◆ Exercise description: Among the entries, which lines carry the string "NYSE"? Copy each of them.

◆ Data section:
- - - -

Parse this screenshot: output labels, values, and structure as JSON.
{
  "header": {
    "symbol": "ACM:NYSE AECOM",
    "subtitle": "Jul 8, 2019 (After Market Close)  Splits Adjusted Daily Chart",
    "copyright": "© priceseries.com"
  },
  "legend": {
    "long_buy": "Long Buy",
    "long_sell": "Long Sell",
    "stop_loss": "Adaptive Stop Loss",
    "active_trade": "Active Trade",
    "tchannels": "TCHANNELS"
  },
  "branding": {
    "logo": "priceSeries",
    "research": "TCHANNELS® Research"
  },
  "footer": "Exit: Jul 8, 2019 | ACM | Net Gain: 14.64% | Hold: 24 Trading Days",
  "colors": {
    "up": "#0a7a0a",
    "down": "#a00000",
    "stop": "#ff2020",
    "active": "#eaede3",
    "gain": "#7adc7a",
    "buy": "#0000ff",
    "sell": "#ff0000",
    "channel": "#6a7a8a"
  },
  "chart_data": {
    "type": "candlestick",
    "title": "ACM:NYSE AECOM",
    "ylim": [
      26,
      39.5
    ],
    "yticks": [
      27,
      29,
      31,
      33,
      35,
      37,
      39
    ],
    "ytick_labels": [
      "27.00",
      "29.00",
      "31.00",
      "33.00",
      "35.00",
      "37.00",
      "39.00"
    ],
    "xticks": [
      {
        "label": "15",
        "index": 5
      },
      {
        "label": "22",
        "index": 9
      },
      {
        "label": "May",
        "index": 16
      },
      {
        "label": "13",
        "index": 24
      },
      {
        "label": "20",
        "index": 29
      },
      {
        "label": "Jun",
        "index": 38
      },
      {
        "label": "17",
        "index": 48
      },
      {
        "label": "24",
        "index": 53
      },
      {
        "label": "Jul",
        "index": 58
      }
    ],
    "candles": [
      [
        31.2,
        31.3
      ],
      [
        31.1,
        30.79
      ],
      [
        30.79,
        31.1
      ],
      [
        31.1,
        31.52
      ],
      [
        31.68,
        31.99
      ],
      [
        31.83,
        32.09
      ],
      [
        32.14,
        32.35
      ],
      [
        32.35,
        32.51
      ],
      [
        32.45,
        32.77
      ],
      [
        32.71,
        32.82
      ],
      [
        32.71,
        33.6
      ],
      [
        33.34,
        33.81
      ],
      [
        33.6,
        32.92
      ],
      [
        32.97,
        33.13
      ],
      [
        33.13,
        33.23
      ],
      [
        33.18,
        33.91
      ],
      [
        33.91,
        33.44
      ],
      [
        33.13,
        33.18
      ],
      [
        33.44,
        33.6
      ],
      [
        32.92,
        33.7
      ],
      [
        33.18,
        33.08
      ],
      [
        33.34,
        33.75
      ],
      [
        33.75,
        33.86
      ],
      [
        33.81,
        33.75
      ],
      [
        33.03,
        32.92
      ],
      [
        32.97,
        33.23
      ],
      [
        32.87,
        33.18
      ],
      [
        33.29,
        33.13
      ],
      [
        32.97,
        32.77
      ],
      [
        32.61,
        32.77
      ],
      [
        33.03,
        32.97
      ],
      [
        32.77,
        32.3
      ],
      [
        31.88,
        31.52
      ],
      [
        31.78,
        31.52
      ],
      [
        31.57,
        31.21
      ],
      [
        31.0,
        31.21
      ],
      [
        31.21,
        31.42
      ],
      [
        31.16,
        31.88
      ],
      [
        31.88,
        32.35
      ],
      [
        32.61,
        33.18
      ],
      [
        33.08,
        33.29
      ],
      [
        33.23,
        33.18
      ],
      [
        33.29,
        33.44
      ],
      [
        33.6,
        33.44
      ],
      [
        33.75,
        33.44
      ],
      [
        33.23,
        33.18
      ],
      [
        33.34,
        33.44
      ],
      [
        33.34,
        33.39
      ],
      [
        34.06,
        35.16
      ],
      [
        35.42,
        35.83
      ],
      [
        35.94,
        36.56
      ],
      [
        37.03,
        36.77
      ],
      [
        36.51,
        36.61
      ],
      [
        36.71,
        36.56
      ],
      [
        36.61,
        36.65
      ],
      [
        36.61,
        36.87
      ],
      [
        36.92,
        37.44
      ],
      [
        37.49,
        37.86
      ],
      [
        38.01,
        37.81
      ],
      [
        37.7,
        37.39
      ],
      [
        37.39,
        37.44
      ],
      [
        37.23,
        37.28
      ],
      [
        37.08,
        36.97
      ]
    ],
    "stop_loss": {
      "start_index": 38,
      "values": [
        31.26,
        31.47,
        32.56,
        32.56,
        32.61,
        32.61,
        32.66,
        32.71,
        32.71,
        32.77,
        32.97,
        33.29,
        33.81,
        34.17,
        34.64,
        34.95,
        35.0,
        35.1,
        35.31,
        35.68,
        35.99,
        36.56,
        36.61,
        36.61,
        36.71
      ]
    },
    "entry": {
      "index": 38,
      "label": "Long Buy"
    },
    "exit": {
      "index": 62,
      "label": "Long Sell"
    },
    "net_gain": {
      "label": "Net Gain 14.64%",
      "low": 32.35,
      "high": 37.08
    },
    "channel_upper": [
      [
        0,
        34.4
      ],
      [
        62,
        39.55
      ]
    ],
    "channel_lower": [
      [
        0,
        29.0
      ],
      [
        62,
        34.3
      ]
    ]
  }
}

- - - -

◆ Problem solution:
    "symbol": "ACM:NYSE AECOM",
    "title": "ACM:NYSE AECOM",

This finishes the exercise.